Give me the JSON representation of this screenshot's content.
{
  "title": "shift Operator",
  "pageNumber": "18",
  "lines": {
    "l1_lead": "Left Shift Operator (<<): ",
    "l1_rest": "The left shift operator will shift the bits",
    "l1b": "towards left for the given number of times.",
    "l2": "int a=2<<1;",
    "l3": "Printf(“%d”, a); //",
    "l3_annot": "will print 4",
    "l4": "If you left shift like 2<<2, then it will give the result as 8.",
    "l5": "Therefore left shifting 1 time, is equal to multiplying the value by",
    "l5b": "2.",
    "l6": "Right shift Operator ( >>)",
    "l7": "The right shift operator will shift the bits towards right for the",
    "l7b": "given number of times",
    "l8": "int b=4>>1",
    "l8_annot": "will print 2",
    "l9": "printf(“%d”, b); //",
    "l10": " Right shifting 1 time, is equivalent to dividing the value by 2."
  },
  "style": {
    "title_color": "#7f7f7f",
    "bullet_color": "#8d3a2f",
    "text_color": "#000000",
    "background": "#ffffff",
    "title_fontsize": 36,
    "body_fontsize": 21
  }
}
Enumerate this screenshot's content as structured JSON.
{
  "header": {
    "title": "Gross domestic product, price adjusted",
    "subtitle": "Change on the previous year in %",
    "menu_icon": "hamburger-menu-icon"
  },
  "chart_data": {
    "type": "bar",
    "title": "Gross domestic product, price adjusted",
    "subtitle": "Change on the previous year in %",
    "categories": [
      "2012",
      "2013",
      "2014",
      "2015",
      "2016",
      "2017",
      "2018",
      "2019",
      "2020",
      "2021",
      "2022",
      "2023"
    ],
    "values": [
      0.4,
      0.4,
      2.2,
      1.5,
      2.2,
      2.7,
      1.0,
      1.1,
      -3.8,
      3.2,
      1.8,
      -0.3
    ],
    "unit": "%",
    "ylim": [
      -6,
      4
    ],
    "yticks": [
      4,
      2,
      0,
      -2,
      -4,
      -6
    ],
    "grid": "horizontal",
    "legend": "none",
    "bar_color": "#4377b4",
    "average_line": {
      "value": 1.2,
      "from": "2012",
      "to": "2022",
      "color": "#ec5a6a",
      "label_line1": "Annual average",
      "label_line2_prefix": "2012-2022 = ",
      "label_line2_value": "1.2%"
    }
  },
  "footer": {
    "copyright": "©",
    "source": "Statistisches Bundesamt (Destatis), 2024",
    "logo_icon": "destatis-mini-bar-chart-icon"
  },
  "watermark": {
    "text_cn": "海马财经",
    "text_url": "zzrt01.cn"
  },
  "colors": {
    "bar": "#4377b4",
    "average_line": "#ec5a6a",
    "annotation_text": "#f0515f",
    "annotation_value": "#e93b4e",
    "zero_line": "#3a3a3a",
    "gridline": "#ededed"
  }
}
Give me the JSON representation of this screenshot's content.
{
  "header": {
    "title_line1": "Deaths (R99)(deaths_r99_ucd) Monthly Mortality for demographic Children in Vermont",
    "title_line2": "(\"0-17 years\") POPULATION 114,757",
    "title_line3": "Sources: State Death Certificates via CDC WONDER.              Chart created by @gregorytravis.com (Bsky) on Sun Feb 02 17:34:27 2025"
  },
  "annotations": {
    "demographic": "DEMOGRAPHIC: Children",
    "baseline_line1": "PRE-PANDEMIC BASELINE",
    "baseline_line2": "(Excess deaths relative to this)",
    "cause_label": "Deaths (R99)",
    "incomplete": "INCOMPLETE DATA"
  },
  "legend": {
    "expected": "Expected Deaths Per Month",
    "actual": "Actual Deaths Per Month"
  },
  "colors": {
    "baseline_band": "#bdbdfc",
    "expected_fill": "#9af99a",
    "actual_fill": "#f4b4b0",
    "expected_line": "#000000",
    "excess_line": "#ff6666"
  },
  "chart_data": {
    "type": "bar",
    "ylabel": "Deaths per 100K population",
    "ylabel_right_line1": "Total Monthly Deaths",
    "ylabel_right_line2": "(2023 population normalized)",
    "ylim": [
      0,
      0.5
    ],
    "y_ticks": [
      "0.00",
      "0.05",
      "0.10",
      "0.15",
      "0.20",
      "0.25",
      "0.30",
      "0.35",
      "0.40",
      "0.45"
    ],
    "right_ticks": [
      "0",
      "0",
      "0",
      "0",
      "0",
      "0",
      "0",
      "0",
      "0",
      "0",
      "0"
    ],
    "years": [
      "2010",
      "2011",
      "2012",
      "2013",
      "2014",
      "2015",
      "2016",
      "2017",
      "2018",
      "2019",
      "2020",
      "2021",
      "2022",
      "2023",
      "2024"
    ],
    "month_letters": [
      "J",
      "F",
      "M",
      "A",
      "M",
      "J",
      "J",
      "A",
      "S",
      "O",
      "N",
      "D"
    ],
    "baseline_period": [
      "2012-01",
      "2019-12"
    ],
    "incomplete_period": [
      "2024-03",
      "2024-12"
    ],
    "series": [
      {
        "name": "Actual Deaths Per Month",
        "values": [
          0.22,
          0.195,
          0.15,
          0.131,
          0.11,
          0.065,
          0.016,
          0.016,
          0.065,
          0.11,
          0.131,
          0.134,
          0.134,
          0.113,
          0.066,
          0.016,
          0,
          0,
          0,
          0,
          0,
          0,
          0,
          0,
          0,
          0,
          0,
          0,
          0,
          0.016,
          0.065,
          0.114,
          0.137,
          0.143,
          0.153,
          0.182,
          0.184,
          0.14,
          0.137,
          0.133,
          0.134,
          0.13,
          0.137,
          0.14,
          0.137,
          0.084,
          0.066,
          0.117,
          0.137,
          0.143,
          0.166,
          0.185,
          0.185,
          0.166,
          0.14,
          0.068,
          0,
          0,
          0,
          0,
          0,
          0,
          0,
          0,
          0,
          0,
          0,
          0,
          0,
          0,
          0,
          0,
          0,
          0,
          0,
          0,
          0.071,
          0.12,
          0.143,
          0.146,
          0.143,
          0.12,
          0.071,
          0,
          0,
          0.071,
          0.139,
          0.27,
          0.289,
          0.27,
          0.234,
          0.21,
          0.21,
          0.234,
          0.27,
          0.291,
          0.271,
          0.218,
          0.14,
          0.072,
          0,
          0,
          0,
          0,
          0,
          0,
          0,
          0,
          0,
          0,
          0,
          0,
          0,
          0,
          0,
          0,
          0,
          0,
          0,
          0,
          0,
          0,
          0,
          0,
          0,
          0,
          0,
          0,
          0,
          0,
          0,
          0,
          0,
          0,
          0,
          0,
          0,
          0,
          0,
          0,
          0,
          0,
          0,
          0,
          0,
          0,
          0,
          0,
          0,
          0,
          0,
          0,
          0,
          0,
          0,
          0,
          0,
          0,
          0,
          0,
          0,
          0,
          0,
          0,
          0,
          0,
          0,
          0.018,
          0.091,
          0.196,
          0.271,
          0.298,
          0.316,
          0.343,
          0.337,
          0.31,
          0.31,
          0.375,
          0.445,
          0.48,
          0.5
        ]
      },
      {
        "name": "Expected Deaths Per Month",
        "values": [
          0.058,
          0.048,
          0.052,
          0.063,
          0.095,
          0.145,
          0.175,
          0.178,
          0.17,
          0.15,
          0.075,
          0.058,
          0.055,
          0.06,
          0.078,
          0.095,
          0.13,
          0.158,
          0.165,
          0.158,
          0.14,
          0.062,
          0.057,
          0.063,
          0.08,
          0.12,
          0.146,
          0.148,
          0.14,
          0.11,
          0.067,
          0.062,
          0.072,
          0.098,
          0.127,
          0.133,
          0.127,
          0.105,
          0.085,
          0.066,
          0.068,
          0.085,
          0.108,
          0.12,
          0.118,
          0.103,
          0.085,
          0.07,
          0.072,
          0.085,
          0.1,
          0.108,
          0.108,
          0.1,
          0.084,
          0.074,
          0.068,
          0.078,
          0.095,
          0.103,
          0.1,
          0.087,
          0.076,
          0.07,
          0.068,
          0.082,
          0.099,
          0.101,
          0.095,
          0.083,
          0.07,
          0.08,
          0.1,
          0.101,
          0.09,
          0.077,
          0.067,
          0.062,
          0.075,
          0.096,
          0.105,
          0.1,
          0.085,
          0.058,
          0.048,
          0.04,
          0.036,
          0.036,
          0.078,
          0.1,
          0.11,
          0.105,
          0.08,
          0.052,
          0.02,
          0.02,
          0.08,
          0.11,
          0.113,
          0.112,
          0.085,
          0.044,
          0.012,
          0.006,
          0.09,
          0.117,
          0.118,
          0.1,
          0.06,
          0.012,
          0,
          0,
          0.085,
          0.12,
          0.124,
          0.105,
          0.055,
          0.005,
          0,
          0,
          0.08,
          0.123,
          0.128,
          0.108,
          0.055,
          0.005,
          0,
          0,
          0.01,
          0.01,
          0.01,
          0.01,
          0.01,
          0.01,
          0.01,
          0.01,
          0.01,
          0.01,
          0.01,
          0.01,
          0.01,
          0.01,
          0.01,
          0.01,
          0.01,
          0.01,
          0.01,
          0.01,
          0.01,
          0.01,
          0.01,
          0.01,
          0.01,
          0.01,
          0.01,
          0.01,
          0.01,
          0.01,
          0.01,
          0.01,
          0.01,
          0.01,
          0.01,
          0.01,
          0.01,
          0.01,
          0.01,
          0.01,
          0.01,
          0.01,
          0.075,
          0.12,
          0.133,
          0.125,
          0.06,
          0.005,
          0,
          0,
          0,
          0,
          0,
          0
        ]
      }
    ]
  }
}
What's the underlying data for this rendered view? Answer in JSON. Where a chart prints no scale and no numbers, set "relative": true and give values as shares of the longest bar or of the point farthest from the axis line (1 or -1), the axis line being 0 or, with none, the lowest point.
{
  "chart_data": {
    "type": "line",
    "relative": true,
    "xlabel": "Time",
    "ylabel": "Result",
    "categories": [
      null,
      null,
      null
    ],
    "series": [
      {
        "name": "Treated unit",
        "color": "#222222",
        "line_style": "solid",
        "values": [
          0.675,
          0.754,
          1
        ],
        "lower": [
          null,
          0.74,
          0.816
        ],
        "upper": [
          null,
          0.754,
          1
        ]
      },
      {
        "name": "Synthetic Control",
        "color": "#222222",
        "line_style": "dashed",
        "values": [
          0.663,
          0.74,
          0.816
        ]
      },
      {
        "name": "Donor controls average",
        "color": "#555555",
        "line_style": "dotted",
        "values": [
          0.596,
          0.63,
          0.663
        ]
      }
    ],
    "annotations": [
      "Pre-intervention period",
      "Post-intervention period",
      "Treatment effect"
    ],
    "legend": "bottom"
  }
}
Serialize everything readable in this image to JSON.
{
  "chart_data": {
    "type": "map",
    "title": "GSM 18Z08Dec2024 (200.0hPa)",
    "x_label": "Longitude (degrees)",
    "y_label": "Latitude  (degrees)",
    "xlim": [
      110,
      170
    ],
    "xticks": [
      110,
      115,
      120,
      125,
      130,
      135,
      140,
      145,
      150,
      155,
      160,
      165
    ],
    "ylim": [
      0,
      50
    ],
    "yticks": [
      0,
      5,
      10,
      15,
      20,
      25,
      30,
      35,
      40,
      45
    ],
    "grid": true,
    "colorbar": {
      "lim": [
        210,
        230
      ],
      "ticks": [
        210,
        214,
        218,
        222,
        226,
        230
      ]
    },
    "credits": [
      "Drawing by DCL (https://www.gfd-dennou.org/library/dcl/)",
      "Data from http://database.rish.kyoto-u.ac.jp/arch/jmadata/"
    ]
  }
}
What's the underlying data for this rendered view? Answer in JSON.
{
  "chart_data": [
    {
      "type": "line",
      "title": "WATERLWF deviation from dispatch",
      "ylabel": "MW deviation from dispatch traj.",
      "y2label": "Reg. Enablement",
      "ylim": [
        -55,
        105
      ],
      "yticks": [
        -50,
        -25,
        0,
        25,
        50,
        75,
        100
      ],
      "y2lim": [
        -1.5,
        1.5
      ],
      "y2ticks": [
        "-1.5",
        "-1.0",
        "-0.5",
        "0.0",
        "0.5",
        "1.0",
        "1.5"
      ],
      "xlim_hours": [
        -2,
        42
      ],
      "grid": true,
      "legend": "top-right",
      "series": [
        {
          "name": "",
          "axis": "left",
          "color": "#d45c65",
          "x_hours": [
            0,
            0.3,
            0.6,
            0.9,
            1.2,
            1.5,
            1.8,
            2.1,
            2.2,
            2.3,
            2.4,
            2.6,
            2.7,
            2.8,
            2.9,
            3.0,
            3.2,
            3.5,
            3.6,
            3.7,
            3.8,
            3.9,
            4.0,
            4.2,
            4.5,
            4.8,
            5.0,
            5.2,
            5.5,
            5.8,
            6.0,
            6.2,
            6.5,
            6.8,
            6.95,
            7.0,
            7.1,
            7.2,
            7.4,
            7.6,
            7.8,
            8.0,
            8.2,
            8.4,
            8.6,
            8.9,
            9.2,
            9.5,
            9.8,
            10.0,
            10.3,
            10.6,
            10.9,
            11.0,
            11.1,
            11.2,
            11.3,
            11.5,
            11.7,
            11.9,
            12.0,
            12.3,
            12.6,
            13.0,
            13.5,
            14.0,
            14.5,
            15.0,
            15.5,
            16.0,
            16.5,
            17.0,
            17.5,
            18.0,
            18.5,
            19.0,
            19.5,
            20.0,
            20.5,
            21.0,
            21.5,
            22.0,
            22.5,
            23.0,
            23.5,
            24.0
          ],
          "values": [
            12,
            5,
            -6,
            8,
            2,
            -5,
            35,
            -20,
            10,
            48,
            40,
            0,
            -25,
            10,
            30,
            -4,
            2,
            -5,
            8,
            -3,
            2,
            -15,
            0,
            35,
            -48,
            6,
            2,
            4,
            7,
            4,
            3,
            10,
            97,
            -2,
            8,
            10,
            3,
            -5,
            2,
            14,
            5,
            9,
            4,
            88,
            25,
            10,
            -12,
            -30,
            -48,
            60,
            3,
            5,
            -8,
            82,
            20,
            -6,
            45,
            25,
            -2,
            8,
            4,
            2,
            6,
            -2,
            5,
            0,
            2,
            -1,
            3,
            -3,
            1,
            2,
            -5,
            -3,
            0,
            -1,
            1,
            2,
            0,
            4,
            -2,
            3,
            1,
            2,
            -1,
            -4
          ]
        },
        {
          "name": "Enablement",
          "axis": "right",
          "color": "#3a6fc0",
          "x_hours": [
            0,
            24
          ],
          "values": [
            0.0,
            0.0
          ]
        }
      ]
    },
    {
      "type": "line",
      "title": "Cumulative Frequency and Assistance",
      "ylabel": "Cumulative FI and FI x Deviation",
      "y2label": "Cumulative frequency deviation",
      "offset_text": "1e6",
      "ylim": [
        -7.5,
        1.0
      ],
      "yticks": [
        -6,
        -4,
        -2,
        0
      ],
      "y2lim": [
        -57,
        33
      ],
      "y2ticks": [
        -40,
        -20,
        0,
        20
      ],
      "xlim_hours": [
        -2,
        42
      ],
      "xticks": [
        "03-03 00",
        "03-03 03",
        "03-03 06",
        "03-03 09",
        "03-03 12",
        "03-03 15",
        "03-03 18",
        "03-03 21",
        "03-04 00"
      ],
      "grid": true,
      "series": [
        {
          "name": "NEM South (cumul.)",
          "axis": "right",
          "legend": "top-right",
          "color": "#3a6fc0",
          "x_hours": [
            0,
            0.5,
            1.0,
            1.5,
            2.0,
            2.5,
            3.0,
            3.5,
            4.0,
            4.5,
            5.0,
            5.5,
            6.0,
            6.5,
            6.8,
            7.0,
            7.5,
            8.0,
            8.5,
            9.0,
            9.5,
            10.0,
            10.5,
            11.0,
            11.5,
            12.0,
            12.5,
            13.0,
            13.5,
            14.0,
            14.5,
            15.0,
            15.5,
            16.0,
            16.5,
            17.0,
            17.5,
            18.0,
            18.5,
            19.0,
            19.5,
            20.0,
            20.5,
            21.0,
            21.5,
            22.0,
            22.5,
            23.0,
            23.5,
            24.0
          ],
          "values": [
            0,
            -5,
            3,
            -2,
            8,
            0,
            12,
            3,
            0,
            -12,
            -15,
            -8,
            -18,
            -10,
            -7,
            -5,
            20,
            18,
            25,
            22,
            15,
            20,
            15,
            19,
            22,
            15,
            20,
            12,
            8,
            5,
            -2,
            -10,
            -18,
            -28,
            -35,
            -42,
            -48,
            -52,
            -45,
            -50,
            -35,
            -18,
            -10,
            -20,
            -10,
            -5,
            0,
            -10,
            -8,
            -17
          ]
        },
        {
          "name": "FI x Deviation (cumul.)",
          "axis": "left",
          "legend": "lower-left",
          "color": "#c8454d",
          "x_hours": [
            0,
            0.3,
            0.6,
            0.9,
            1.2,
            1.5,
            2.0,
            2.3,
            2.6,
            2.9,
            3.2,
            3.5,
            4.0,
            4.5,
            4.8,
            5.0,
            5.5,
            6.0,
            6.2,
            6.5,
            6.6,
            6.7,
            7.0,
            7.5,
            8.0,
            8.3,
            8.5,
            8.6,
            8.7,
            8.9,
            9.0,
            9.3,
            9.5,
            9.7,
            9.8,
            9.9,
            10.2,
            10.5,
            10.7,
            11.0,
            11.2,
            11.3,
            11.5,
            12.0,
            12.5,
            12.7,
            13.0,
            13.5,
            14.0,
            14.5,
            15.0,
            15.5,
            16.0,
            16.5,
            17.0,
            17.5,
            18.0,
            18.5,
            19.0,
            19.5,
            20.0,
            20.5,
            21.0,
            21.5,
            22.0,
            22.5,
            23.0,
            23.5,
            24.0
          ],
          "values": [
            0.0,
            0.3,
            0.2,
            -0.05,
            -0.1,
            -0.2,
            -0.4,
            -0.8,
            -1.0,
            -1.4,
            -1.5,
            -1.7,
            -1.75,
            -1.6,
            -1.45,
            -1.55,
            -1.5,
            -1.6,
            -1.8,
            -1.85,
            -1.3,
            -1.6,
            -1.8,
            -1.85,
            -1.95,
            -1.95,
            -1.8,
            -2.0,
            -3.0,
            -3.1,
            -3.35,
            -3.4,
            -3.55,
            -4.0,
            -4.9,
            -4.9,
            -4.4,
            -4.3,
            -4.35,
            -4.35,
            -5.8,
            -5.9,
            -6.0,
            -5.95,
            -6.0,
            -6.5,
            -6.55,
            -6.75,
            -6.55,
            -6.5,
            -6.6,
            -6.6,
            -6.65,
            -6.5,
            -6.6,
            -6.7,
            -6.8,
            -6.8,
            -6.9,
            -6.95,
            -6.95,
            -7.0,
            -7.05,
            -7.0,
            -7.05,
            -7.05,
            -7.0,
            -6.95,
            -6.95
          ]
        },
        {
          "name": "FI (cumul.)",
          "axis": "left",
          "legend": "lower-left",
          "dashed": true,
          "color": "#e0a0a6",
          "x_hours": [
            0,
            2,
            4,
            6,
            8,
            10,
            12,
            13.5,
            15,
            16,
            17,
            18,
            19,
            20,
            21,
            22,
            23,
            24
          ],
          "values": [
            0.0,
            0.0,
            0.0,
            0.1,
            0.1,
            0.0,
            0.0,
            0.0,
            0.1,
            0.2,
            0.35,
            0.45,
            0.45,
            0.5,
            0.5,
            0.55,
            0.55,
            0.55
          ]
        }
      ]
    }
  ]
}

→ **WORK TO DO**: Each line with the string "Enablement" in it needs to be found and copied.

→ **RESULT OF THE EXERCISE**:
      "y2label": "Reg. Enablement",
          "name": "Enablement",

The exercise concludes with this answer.